◆ Exercise description:
The entries below are to be written out again without alteration.

◆ Input for this task:
= = = =

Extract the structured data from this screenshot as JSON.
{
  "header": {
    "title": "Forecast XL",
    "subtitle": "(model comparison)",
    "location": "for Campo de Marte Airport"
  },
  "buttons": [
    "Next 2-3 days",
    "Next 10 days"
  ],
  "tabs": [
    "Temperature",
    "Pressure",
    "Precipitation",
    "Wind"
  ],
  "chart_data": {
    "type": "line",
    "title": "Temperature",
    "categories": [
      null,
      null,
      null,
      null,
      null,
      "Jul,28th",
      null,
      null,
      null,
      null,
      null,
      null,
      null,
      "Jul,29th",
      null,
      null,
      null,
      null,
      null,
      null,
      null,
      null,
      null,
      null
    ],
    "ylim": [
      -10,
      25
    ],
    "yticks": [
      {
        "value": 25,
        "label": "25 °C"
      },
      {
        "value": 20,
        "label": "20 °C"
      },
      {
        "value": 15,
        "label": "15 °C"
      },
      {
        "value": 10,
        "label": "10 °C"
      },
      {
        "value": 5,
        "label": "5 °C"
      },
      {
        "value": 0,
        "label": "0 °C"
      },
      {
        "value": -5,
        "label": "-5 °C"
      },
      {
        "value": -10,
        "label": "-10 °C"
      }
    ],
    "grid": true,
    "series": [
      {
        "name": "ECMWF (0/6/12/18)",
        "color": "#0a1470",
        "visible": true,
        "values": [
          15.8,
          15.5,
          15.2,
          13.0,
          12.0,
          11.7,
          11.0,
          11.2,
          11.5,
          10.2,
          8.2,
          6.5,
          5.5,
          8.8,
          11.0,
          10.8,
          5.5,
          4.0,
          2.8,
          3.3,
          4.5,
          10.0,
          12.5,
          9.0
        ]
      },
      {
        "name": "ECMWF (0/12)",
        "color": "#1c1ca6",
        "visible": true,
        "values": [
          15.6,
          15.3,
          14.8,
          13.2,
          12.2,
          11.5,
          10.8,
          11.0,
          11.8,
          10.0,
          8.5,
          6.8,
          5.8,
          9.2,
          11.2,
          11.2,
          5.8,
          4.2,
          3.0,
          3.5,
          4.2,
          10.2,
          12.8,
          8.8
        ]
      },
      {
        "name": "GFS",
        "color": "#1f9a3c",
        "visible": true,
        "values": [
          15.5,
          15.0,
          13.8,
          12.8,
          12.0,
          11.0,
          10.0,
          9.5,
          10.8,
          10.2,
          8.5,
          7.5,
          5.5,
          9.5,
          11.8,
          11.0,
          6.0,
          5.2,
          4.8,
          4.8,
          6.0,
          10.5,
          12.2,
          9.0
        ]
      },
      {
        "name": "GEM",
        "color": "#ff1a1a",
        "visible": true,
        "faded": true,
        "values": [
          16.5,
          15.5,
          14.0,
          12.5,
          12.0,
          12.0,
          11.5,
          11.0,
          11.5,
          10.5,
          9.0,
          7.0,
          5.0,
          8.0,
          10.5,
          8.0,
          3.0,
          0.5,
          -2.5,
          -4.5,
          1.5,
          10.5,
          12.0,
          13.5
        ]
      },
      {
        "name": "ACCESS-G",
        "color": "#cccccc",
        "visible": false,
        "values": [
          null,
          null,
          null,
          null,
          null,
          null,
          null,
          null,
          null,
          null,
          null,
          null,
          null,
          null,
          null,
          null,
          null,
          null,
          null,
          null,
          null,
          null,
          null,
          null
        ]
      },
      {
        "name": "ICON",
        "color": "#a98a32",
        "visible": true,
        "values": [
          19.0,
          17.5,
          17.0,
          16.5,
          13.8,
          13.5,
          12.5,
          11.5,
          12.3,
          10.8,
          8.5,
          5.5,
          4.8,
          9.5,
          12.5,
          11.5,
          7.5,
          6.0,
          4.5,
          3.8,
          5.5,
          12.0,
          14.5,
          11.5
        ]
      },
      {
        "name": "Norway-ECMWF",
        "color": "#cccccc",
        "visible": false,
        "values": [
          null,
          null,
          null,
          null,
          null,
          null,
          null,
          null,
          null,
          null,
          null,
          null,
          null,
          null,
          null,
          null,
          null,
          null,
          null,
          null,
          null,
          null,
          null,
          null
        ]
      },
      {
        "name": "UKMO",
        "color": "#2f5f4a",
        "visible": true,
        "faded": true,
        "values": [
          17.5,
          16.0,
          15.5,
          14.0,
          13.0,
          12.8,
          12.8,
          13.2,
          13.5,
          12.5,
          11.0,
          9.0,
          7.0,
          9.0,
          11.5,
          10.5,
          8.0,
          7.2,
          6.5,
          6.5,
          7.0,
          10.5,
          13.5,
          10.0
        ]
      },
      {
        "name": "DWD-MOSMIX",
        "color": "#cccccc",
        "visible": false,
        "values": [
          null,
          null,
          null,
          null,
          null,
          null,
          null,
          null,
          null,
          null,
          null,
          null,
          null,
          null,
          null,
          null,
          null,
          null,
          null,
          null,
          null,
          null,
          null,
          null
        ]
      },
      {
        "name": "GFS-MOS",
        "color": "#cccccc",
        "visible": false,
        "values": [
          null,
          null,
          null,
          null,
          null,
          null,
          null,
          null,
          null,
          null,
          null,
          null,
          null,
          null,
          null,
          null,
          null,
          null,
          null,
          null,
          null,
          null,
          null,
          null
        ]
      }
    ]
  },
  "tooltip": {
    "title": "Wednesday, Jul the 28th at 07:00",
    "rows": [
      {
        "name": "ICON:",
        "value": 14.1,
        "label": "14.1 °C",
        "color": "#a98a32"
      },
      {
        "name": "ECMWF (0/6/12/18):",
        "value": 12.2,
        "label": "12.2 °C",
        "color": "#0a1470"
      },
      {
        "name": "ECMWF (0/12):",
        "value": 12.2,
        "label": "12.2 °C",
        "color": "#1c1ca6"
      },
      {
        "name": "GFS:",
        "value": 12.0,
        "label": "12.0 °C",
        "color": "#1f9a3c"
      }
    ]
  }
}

= = = =

◆ Reply to the exercise:
Extract the structured data from this screenshot as JSON.
{
  "header": {
    "title": "Forecast XL",
    "subtitle": "(model comparison)",
    "location": "for Campo de Marte Airport"
  },
  "buttons": [
    "Next 2-3 days",
    "Next 10 days"
  ],
  "tabs": [
    "Temperature",
    "Pressure",
    "Precipitation",
    "Wind"
  ],
  "chart_data": {
    "type": "line",
    "title": "Temperature",
    "categories": [
      null,
      null,
      null,
      null,
      null,
      "Jul,28th",
      null,
      null,
      null,
      null,
      null,
      null,
      null,
      "Jul,29th",
      null,
      null,
      null,
      null,
      null,
      null,
      null,
      null,
      null,
      null
    ],
    "ylim": [
      -10,
      25
    ],
    "yticks": [
      {
        "value": 25,
        "label": "25 °C"
      },
      {
        "value": 20,
        "label": "20 °C"
      },
      {
        "value": 15,
        "label": "15 °C"
      },
      {
        "value": 10,
        "label": "10 °C"
      },
      {
        "value": 5,
        "label": "5 °C"
      },
      {
        "value": 0,
        "label": "0 °C"
      },
      {
        "value": -5,
        "label": "-5 °C"
      },
      {
        "value": -10,
        "label": "-10 °C"
      }
    ],
    "grid": true,
    "series": [
      {
        "name": "ECMWF (0/6/12/18)",
        "color": "#0a1470",
        "visible": true,
        "values": [
          15.8,
          15.5,
          15.2,
          13.0,
          12.0,
          11.7,
          11.0,
          11.2,
          11.5,
          10.2,
          8.2,
          6.5,
          5.5,
          8.8,
          11.0,
          10.8,
          5.5,
          4.0,
          2.8,
          3.3,
          4.5,
          10.0,
          12.5,
          9.0
        ]
      },
      {
        "name": "ECMWF (0/12)",
        "color": "#1c1ca6",
        "visible": true,
        "values": [
          15.6,
          15.3,
          14.8,
          13.2,
          12.2,
          11.5,
          10.8,
          11.0,
          11.8,
          10.0,
          8.5,
          6.8,
          5.8,
          9.2,
          11.2,
          11.2,
          5.8,
          4.2,
          3.0,
          3.5,
          4.2,
          10.2,
          12.8,
          8.8
        ]
      },
      {
        "name": "GFS",
        "color": "#1f9a3c",
        "visible": true,
        "values": [
          15.5,
          15.0,
          13.8,
          12.8,
          12.0,
          11.0,
          10.0,
          9.5,
          10.8,
          10.2,
          8.5,
          7.5,
          5.5,
          9.5,
          11.8,
          11.0,
          6.0,
          5.2,
          4.8,
          4.8,
          6.0,
          10.5,
          12.2,
          9.0
        ]
      },
      {
        "name": "GEM",
        "color": "#ff1a1a",
        "visible": true,
        "faded": true,
        "values": [
          16.5,
          15.5,
          14.0,
          12.5,
          12.0,
          12.0,
          11.5,
          11.0,
          11.5,
          10.5,
          9.0,
          7.0,
          5.0,
          8.0,
          10.5,
          8.0,
          3.0,
          0.5,
          -2.5,
          -4.5,
          1.5,
          10.5,
          12.0,
          13.5
        ]
      },
      {
        "name": "ACCESS-G",
        "color": "#cccccc",
        "visible": false,
        "values": [
          null,
          null,
          null,
          null,
          null,
          null,
          null,
          null,
          null,
          null,
          null,
          null,
          null,
          null,
          null,
          null,
          null,
          null,
          null,
          null,
          null,
          null,
          null,
          null
        ]
      },
      {
        "name": "ICON",
        "color": "#a98a32",
        "visible": true,
        "values": [
          19.0,
          17.5,
          17.0,
          16.5,
          13.8,
          13.5,
          12.5,
          11.5,
          12.3,
          10.8,
          8.5,
          5.5,
          4.8,
          9.5,
          12.5,
          11.5,
          7.5,
          6.0,
          4.5,
          3.8,
          5.5,
          12.0,
          14.5,
          11.5
        ]
      },
      {
        "name": "Norway-ECMWF",
        "color": "#cccccc",
        "visible": false,
        "values": [
          null,
          null,
          null,
          null,
          null,
          null,
          null,
          null,
          null,
          null,
          null,
          null,
          null,
          null,
          null,
          null,
          null,
          null,
          null,
          null,
          null,
          null,
          null,
          null
        ]
      },
      {
        "name": "UKMO",
        "color": "#2f5f4a",
        "visible": true,
        "faded": true,
        "values": [
          17.5,
          16.0,
          15.5,
          14.0,
          13.0,
          12.8,
          12.8,
          13.2,
          13.5,
          12.5,
          11.0,
          9.0,
          7.0,
          9.0,
          11.5,
          10.5,
          8.0,
          7.2,
          6.5,
          6.5,
          7.0,
          10.5,
          13.5,
          10.0
        ]
      },
      {
        "name": "DWD-MOSMIX",
        "color": "#cccccc",
        "visible": false,
        "values": [
          null,
          null,
          null,
          null,
          null,
          null,
          null,
          null,
          null,
          null,
          null,
          null,
          null,
          null,
          null,
          null,
          null,
          null,
          null,
          null,
          null,
          null,
          null,
          null
        ]
      },
      {
        "name": "GFS-MOS",
        "color": "#cccccc",
        "visible": false,
        "values": [
          null,
          null,
          null,
          null,
          null,
          null,
          null,
          null,
          null,
          null,
          null,
          null,
          null,
          null,
          null,
          null,
          null,
          null,
          null,
          null,
          null,
          null,
          null,
          null
        ]
      }
    ]
  },
  "tooltip": {
    "title": "Wednesday, Jul the 28th at 07:00",
    "rows": [
      {
        "name": "ICON:",
        "value": 14.1,
        "label": "14.1 °C",
        "color": "#a98a32"
      },
      {
        "name": "ECMWF (0/6/12/18):",
        "value": 12.2,
        "label": "12.2 °C",
        "color": "#0a1470"
      },
      {
        "name": "ECMWF (0/12):",
        "value": 12.2,
        "label": "12.2 °C",
        "color": "#1c1ca6"
      },
      {
        "name": "GFS:",
        "value": 12.0,
        "label": "12.0 °C",
        "color": "#1f9a3c"
      }
    ]
  }
}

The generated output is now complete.